• _EXERCISE BRIEF_:
All of the records below should be output exactly.

• _DATA IN THIS EXERCISE_:
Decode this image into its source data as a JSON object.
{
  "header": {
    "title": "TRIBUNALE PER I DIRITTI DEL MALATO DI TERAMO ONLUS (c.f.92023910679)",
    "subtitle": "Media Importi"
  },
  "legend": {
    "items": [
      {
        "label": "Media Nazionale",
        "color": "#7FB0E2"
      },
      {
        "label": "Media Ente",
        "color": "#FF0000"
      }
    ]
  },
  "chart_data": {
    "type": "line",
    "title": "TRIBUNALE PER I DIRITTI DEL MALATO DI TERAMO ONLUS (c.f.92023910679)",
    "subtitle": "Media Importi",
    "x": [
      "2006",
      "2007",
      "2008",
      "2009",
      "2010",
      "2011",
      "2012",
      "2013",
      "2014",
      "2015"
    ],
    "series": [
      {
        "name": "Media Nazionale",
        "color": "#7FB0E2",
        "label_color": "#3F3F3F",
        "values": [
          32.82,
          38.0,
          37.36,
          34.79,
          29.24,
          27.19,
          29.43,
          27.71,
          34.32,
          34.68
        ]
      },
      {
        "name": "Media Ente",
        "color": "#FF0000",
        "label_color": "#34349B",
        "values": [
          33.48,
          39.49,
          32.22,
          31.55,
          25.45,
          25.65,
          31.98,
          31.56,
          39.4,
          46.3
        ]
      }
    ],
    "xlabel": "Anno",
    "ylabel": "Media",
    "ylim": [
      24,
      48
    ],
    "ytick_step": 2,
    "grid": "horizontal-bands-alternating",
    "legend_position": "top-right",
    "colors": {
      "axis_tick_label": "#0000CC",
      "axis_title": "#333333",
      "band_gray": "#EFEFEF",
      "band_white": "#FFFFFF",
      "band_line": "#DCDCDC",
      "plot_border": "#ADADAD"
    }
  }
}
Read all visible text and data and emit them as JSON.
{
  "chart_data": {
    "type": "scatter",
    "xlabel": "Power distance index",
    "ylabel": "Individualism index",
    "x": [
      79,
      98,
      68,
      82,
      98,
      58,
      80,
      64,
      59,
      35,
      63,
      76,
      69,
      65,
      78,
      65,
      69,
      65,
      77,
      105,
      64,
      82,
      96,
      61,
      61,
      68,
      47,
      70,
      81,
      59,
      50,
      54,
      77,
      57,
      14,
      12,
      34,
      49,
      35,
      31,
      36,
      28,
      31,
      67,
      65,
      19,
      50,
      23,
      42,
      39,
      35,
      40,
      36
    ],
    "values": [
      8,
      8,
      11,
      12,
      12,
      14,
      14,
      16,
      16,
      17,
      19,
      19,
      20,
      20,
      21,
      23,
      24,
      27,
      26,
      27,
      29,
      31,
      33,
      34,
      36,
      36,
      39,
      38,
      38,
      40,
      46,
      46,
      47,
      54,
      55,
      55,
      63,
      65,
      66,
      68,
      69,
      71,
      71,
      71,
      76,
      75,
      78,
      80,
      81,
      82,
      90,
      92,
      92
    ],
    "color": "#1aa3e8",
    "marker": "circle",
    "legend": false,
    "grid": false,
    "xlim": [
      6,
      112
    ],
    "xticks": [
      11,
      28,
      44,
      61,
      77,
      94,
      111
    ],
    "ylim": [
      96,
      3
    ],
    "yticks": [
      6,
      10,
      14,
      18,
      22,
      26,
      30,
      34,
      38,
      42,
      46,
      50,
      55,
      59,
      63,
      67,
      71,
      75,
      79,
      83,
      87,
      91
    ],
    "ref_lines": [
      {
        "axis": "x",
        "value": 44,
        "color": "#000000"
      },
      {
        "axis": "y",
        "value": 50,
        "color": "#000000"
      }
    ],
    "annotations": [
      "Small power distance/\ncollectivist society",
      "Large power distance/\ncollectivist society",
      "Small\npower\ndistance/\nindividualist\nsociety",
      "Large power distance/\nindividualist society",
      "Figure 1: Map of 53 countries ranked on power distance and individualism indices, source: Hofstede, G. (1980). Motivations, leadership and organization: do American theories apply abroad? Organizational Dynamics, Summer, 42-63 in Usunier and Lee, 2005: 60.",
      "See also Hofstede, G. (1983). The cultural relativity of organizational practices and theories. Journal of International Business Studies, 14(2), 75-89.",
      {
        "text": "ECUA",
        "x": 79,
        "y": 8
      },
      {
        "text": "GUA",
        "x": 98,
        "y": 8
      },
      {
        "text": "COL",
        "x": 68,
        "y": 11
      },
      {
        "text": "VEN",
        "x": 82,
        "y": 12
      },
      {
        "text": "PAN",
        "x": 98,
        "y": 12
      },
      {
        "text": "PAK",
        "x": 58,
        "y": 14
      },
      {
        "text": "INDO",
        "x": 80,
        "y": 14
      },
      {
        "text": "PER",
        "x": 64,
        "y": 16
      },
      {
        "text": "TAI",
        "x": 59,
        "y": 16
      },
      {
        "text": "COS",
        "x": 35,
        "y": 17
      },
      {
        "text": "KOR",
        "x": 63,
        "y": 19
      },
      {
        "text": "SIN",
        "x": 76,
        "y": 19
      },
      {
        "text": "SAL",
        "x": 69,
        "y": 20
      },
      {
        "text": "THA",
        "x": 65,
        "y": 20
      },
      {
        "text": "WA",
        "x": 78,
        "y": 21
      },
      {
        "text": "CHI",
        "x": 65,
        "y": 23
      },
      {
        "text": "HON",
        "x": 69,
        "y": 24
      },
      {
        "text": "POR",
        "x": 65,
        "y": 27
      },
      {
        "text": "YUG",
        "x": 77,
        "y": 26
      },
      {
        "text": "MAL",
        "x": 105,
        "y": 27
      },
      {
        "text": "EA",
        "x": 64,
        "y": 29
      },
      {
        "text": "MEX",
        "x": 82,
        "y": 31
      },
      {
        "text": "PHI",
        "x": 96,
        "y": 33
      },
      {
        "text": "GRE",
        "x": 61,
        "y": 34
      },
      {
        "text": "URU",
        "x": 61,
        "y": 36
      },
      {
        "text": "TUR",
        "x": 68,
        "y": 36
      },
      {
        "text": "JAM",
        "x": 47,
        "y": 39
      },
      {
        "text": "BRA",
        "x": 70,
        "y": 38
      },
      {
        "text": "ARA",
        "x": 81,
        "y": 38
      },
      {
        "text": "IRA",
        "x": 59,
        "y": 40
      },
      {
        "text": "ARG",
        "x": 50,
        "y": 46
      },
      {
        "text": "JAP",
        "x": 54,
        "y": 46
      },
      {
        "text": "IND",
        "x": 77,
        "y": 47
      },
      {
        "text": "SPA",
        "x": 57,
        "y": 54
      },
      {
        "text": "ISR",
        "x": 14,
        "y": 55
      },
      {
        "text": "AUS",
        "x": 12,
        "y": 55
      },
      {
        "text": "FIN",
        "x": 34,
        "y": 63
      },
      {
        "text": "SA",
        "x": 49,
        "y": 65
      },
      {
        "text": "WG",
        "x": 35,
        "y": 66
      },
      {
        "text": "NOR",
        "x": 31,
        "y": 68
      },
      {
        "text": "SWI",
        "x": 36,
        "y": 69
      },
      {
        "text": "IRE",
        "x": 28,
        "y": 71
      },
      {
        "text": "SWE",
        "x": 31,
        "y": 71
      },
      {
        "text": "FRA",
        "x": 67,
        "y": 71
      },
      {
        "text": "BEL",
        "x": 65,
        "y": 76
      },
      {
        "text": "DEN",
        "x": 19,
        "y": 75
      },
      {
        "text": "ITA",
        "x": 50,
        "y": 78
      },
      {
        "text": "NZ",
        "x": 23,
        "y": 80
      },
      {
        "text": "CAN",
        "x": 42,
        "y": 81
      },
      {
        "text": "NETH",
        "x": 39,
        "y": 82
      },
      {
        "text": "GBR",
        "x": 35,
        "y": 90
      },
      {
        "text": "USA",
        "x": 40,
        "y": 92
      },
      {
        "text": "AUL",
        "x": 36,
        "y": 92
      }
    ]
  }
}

• _RESULT FOR THIS TASK_:
Decode this image into its source data as a JSON object.
{
  "header": {
    "title": "TRIBUNALE PER I DIRITTI DEL MALATO DI TERAMO ONLUS (c.f.92023910679)",
    "subtitle": "Media Importi"
  },
  "legend": {
    "items": [
      {
        "label": "Media Nazionale",
        "color": "#7FB0E2"
      },
      {
        "label": "Media Ente",
        "color": "#FF0000"
      }
    ]
  },
  "chart_data": {
    "type": "line",
    "title": "TRIBUNALE PER I DIRITTI DEL MALATO DI TERAMO ONLUS (c.f.92023910679)",
    "subtitle": "Media Importi",
    "x": [
      "2006",
      "2007",
      "2008",
      "2009",
      "2010",
      "2011",
      "2012",
      "2013",
      "2014",
      "2015"
    ],
    "series": [
      {
        "name": "Media Nazionale",
        "color": "#7FB0E2",
        "label_color": "#3F3F3F",
        "values": [
          32.82,
          38.0,
          37.36,
          34.79,
          29.24,
          27.19,
          29.43,
          27.71,
          34.32,
          34.68
        ]
      },
      {
        "name": "Media Ente",
        "color": "#FF0000",
        "label_color": "#34349B",
        "values": [
          33.48,
          39.49,
          32.22,
          31.55,
          25.45,
          25.65,
          31.98,
          31.56,
          39.4,
          46.3
        ]
      }
    ],
    "xlabel": "Anno",
    "ylabel": "Media",
    "ylim": [
      24,
      48
    ],
    "ytick_step": 2,
    "grid": "horizontal-bands-alternating",
    "legend_position": "top-right",
    "colors": {
      "axis_tick_label": "#0000CC",
      "axis_title": "#333333",
      "band_gray": "#EFEFEF",
      "band_white": "#FFFFFF",
      "band_line": "#DCDCDC",
      "plot_border": "#ADADAD"
    }
  }
}
Read all visible text and data and emit them as JSON.
{
  "chart_data": {
    "type": "scatter",
    "xlabel": "Power distance index",
    "ylabel": "Individualism index",
    "x": [
      79,
      98,
      68,
      82,
      98,
      58,
      80,
      64,
      59,
      35,
      63,
      76,
      69,
      65,
      78,
      65,
      69,
      65,
      77,
      105,
      64,
      82,
      96,
      61,
      61,
      68,
      47,
      70,
      81,
      59,
      50,
      54,
      77,
      57,
      14,
      12,
      34,
      49,
      35,
      31,
      36,
      28,
      31,
      67,
      65,
      19,
      50,
      23,
      42,
      39,
      35,
      40,
      36
    ],
    "values": [
      8,
      8,
      11,
      12,
      12,
      14,
      14,
      16,
      16,
      17,
      19,
      19,
      20,
      20,
      21,
      23,
      24,
      27,
      26,
      27,
      29,
      31,
      33,
      34,
      36,
      36,
      39,
      38,
      38,
      40,
      46,
      46,
      47,
      54,
      55,
      55,
      63,
      65,
      66,
      68,
      69,
      71,
      71,
      71,
      76,
      75,
      78,
      80,
      81,
      82,
      90,
      92,
      92
    ],
    "color": "#1aa3e8",
    "marker": "circle",
    "legend": false,
    "grid": false,
    "xlim": [
      6,
      112
    ],
    "xticks": [
      11,
      28,
      44,
      61,
      77,
      94,
      111
    ],
    "ylim": [
      96,
      3
    ],
    "yticks": [
      6,
      10,
      14,
      18,
      22,
      26,
      30,
      34,
      38,
      42,
      46,
      50,
      55,
      59,
      63,
      67,
      71,
      75,
      79,
      83,
      87,
      91
    ],
    "ref_lines": [
      {
        "axis": "x",
        "value": 44,
        "color": "#000000"
      },
      {
        "axis": "y",
        "value": 50,
        "color": "#000000"
      }
    ],
    "annotations": [
      "Small power distance/\ncollectivist society",
      "Large power distance/\ncollectivist society",
      "Small\npower\ndistance/\nindividualist\nsociety",
      "Large power distance/\nindividualist society",
      "Figure 1: Map of 53 countries ranked on power distance and individualism indices, source: Hofstede, G. (1980). Motivations, leadership and organization: do American theories apply abroad? Organizational Dynamics, Summer, 42-63 in Usunier and Lee, 2005: 60.",
      "See also Hofstede, G. (1983). The cultural relativity of organizational practices and theories. Journal of International Business Studies, 14(2), 75-89.",
      {
        "text": "ECUA",
        "x": 79,
        "y": 8
      },
      {
        "text": "GUA",
        "x": 98,
        "y": 8
      },
      {
        "text": "COL",
        "x": 68,
        "y": 11
      },
      {
        "text": "VEN",
        "x": 82,
        "y": 12
      },
      {
        "text": "PAN",
        "x": 98,
        "y": 12
      },
      {
        "text": "PAK",
        "x": 58,
        "y": 14
      },
      {
        "text": "INDO",
        "x": 80,
        "y": 14
      },
      {
        "text": "PER",
        "x": 64,
        "y": 16
      },
      {
        "text": "TAI",
        "x": 59,
        "y": 16
      },
      {
        "text": "COS",
        "x": 35,
        "y": 17
      },
      {
        "text": "KOR",
        "x": 63,
        "y": 19
      },
      {
        "text": "SIN",
        "x": 76,
        "y": 19
      },
      {
        "text": "SAL",
        "x": 69,
        "y": 20
      },
      {
        "text": "THA",
        "x": 65,
        "y": 20
      },
      {
        "text": "WA",
        "x": 78,
        "y": 21
      },
      {
        "text": "CHI",
        "x": 65,
        "y": 23
      },
      {
        "text": "HON",
        "x": 69,
        "y": 24
      },
      {
        "text": "POR",
        "x": 65,
        "y": 27
      },
      {
        "text": "YUG",
        "x": 77,
        "y": 26
      },
      {
        "text": "MAL",
        "x": 105,
        "y": 27
      },
      {
        "text": "EA",
        "x": 64,
        "y": 29
      },
      {
        "text": "MEX",
        "x": 82,
        "y": 31
      },
      {
        "text": "PHI",
        "x": 96,
        "y": 33
      },
      {
        "text": "GRE",
        "x": 61,
        "y": 34
      },
      {
        "text": "URU",
        "x": 61,
        "y": 36
      },
      {
        "text": "TUR",
        "x": 68,
        "y": 36
      },
      {
        "text": "JAM",
        "x": 47,
        "y": 39
      },
      {
        "text": "BRA",
        "x": 70,
        "y": 38
      },
      {
        "text": "ARA",
        "x": 81,
        "y": 38
      },
      {
        "text": "IRA",
        "x": 59,
        "y": 40
      },
      {
        "text": "ARG",
        "x": 50,
        "y": 46
      },
      {
        "text": "JAP",
        "x": 54,
        "y": 46
      },
      {
        "text": "IND",
        "x": 77,
        "y": 47
      },
      {
        "text": "SPA",
        "x": 57,
        "y": 54
      },
      {
        "text": "ISR",
        "x": 14,
        "y": 55
      },
      {
        "text": "AUS",
        "x": 12,
        "y": 55
      },
      {
        "text": "FIN",
        "x": 34,
        "y": 63
      },
      {
        "text": "SA",
        "x": 49,
        "y": 65
      },
      {
        "text": "WG",
        "x": 35,
        "y": 66
      },
      {
        "text": "NOR",
        "x": 31,
        "y": 68
      },
      {
        "text": "SWI",
        "x": 36,
        "y": 69
      },
      {
        "text": "IRE",
        "x": 28,
        "y": 71
      },
      {
        "text": "SWE",
        "x": 31,
        "y": 71
      },
      {
        "text": "FRA",
        "x": 67,
        "y": 71
      },
      {
        "text": "BEL",
        "x": 65,
        "y": 76
      },
      {
        "text": "DEN",
        "x": 19,
        "y": 75
      },
      {
        "text": "ITA",
        "x": 50,
        "y": 78
      },
      {
        "text": "NZ",
        "x": 23,
        "y": 80
      },
      {
        "text": "CAN",
        "x": 42,
        "y": 81
      },
      {
        "text": "NETH",
        "x": 39,
        "y": 82
      },
      {
        "text": "GBR",
        "x": 35,
        "y": 90
      },
      {
        "text": "USA",
        "x": 40,
        "y": 92
      },
      {
        "text": "AUL",
        "x": 36,
        "y": 92
      }
    ]
  }
}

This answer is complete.